● Source records
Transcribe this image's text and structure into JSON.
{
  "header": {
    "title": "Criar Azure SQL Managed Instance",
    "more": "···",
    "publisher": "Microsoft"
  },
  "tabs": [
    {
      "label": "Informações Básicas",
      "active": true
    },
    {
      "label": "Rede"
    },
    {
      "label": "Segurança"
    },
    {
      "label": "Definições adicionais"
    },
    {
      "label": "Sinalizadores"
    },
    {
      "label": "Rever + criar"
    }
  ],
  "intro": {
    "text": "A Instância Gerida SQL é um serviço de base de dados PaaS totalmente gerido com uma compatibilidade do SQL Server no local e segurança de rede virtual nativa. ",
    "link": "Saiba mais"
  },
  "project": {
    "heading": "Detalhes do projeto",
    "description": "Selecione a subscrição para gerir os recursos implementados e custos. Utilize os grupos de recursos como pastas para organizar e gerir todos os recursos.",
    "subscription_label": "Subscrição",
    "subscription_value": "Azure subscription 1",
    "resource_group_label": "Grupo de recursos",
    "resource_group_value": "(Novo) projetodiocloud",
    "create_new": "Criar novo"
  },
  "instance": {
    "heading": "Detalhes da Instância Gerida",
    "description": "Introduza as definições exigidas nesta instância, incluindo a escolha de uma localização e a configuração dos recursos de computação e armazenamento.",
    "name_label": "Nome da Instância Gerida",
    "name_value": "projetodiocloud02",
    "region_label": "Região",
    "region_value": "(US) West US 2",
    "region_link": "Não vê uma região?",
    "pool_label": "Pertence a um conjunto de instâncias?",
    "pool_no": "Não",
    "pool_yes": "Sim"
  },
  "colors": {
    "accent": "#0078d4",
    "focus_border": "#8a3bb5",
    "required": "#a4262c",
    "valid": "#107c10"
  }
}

● What the exercise asks
Every record shown above should be written out again exactly.

● Answer below
Transcribe this image's text and structure into JSON.
{
  "header": {
    "title": "Criar Azure SQL Managed Instance",
    "more": "···",
    "publisher": "Microsoft"
  },
  "tabs": [
    {
      "label": "Informações Básicas",
      "active": true
    },
    {
      "label": "Rede"
    },
    {
      "label": "Segurança"
    },
    {
      "label": "Definições adicionais"
    },
    {
      "label": "Sinalizadores"
    },
    {
      "label": "Rever + criar"
    }
  ],
  "intro": {
    "text": "A Instância Gerida SQL é um serviço de base de dados PaaS totalmente gerido com uma compatibilidade do SQL Server no local e segurança de rede virtual nativa. ",
    "link": "Saiba mais"
  },
  "project": {
    "heading": "Detalhes do projeto",
    "description": "Selecione a subscrição para gerir os recursos implementados e custos. Utilize os grupos de recursos como pastas para organizar e gerir todos os recursos.",
    "subscription_label": "Subscrição",
    "subscription_value": "Azure subscription 1",
    "resource_group_label": "Grupo de recursos",
    "resource_group_value": "(Novo) projetodiocloud",
    "create_new": "Criar novo"
  },
  "instance": {
    "heading": "Detalhes da Instância Gerida",
    "description": "Introduza as definições exigidas nesta instância, incluindo a escolha de uma localização e a configuração dos recursos de computação e armazenamento.",
    "name_label": "Nome da Instância Gerida",
    "name_value": "projetodiocloud02",
    "region_label": "Região",
    "region_value": "(US) West US 2",
    "region_link": "Não vê uma região?",
    "pool_label": "Pertence a um conjunto de instâncias?",
    "pool_no": "Não",
    "pool_yes": "Sim"
  },
  "colors": {
    "accent": "#0078d4",
    "focus_border": "#8a3bb5",
    "required": "#a4262c",
    "valid": "#107c10"
  }
}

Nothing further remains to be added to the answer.